_EXERCISE DETAILS:_ Every line below must be reproduced exactly. Copy them all.

_ENTRIES:_
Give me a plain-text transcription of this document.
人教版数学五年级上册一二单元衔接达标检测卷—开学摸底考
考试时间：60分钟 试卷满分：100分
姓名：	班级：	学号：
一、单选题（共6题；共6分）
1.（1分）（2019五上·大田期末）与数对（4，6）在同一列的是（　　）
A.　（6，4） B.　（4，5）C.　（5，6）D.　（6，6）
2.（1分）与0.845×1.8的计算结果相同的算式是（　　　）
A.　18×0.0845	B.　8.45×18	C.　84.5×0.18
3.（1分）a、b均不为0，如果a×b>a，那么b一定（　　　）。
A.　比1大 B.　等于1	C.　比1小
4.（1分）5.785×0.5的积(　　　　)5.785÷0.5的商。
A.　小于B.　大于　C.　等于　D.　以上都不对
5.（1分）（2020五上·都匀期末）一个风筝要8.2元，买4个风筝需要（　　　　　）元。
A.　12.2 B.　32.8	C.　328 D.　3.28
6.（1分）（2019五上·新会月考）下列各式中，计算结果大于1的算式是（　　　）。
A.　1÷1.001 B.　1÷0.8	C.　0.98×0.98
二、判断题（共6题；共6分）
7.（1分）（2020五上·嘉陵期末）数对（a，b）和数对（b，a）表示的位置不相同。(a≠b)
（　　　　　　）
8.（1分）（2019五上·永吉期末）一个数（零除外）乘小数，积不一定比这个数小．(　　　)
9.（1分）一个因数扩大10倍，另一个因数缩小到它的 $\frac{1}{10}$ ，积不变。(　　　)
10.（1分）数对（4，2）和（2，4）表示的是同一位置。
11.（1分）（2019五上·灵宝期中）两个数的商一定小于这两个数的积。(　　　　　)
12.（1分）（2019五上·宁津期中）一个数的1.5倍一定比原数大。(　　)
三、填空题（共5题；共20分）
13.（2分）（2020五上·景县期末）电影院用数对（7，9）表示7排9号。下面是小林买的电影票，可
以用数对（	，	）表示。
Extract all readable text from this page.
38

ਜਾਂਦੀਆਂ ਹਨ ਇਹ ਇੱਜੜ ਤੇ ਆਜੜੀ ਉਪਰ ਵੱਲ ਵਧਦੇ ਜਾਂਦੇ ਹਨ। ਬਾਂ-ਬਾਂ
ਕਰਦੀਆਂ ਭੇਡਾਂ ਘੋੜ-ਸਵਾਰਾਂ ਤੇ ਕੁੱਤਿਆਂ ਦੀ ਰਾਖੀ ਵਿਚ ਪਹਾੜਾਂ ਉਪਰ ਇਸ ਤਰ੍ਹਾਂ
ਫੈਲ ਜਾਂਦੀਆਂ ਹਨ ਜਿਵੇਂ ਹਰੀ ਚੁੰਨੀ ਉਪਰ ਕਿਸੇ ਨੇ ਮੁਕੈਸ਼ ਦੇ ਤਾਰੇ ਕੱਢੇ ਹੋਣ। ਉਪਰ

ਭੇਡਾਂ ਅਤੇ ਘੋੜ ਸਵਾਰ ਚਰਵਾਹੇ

_EXERCISE RESULT:_
Give me a plain-text transcription of this document.
人教版数学五年级上册一二单元衔接达标检测卷—开学摸底考
考试时间：60分钟 试卷满分：100分
姓名：	班级：	学号：
一、单选题（共6题；共6分）
1.（1分）（2019五上·大田期末）与数对（4，6）在同一列的是（　　）
A.　（6，4） B.　（4，5）C.　（5，6）D.　（6，6）
2.（1分）与0.845×1.8的计算结果相同的算式是（　　　）
A.　18×0.0845	B.　8.45×18	C.　84.5×0.18
3.（1分）a、b均不为0，如果a×b>a，那么b一定（　　　）。
A.　比1大 B.　等于1	C.　比1小
4.（1分）5.785×0.5的积(　　　　)5.785÷0.5的商。
A.　小于B.　大于　C.　等于　D.　以上都不对
5.（1分）（2020五上·都匀期末）一个风筝要8.2元，买4个风筝需要（　　　　　）元。
A.　12.2 B.　32.8	C.　328 D.　3.28
6.（1分）（2019五上·新会月考）下列各式中，计算结果大于1的算式是（　　　）。
A.　1÷1.001 B.　1÷0.8	C.　0.98×0.98
二、判断题（共6题；共6分）
7.（1分）（2020五上·嘉陵期末）数对（a，b）和数对（b，a）表示的位置不相同。(a≠b)
（　　　　　　）
8.（1分）（2019五上·永吉期末）一个数（零除外）乘小数，积不一定比这个数小．(　　　)
9.（1分）一个因数扩大10倍，另一个因数缩小到它的 $\frac{1}{10}$ ，积不变。(　　　)
10.（1分）数对（4，2）和（2，4）表示的是同一位置。
11.（1分）（2019五上·灵宝期中）两个数的商一定小于这两个数的积。(　　　　　)
12.（1分）（2019五上·宁津期中）一个数的1.5倍一定比原数大。(　　)
三、填空题（共5题；共20分）
13.（2分）（2020五上·景县期末）电影院用数对（7，9）表示7排9号。下面是小林买的电影票，可
以用数对（	，	）表示。
Extract all readable text from this page.
38

ਜਾਂਦੀਆਂ ਹਨ ਇਹ ਇੱਜੜ ਤੇ ਆਜੜੀ ਉਪਰ ਵੱਲ ਵਧਦੇ ਜਾਂਦੇ ਹਨ। ਬਾਂ-ਬਾਂ
ਕਰਦੀਆਂ ਭੇਡਾਂ ਘੋੜ-ਸਵਾਰਾਂ ਤੇ ਕੁੱਤਿਆਂ ਦੀ ਰਾਖੀ ਵਿਚ ਪਹਾੜਾਂ ਉਪਰ ਇਸ ਤਰ੍ਹਾਂ
ਫੈਲ ਜਾਂਦੀਆਂ ਹਨ ਜਿਵੇਂ ਹਰੀ ਚੁੰਨੀ ਉਪਰ ਕਿਸੇ ਨੇ ਮੁਕੈਸ਼ ਦੇ ਤਾਰੇ ਕੱਢੇ ਹੋਣ। ਉਪਰ

ਭੇਡਾਂ ਅਤੇ ਘੋੜ ਸਵਾਰ ਚਰਵਾਹੇ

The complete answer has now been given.